* start Data to process *
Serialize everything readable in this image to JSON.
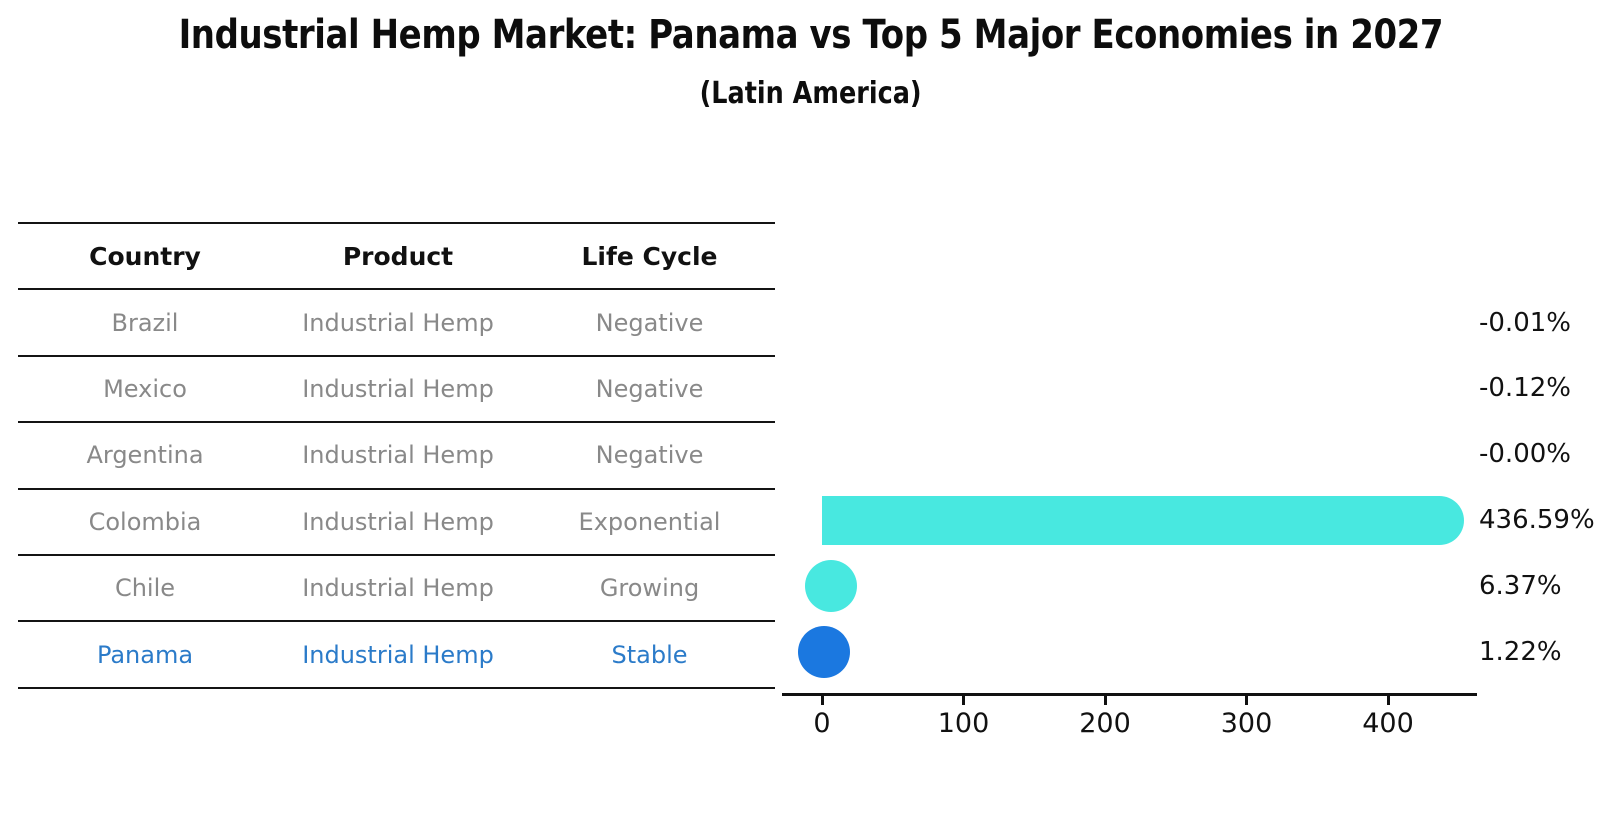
{
  "title": "Industrial Hemp Market: Panama vs Top 5 Major Economies in 2027",
  "subtitle": "(Latin America)",
  "table": {
    "headers": [
      "Country",
      "Product",
      "Life Cycle"
    ],
    "rows": [
      {
        "country": "Brazil",
        "product": "Industrial Hemp",
        "life_cycle": "Negative"
      },
      {
        "country": "Mexico",
        "product": "Industrial Hemp",
        "life_cycle": "Negative"
      },
      {
        "country": "Argentina",
        "product": "Industrial Hemp",
        "life_cycle": "Negative"
      },
      {
        "country": "Colombia",
        "product": "Industrial Hemp",
        "life_cycle": "Exponential"
      },
      {
        "country": "Chile",
        "product": "Industrial Hemp",
        "life_cycle": "Growing"
      },
      {
        "country": "Panama",
        "product": "Industrial Hemp",
        "life_cycle": "Stable"
      }
    ],
    "highlight_row": "Panama"
  },
  "chart_data": {
    "type": "bar",
    "orientation": "horizontal",
    "title": "Industrial Hemp Market: Panama vs Top 5 Major Economies in 2027",
    "subtitle": "(Latin America)",
    "categories": [
      "Brazil",
      "Mexico",
      "Argentina",
      "Colombia",
      "Chile",
      "Panama"
    ],
    "values": [
      -0.01,
      -0.12,
      -0.0,
      436.59,
      6.37,
      1.22
    ],
    "value_labels": [
      "-0.01%",
      "-0.12%",
      "-0.00%",
      "436.59%",
      "6.37%",
      "1.22%"
    ],
    "x_ticks": [
      0,
      100,
      200,
      300,
      400
    ],
    "xlim": [
      -28,
      463
    ],
    "grid": false,
    "legend": "none",
    "bar_colors": [
      "#48e8e0",
      "#48e8e0",
      "#48e8e0",
      "#48e8e0",
      "#48e8e0",
      "#1b78e0"
    ],
    "colors": {
      "bar_default": "#48e8e0",
      "bar_highlight": "#1b78e0",
      "table_text": "#898989",
      "highlight_text": "#2b7bc9",
      "axis": "#111111"
    }
  }
}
* end Data to process *
▶ [Given request]:
Copy out each line in the listing that has the word "Panama".

▶ [Result of this exercise]:
  "title": "Industrial Hemp Market: Panama vs Top 5 Major Economies in 2027",
        "country": "Panama",
    "highlight_row": "Panama"
    "title": "Industrial Hemp Market: Panama vs Top 5 Major Economies in 2027",
      "Panama"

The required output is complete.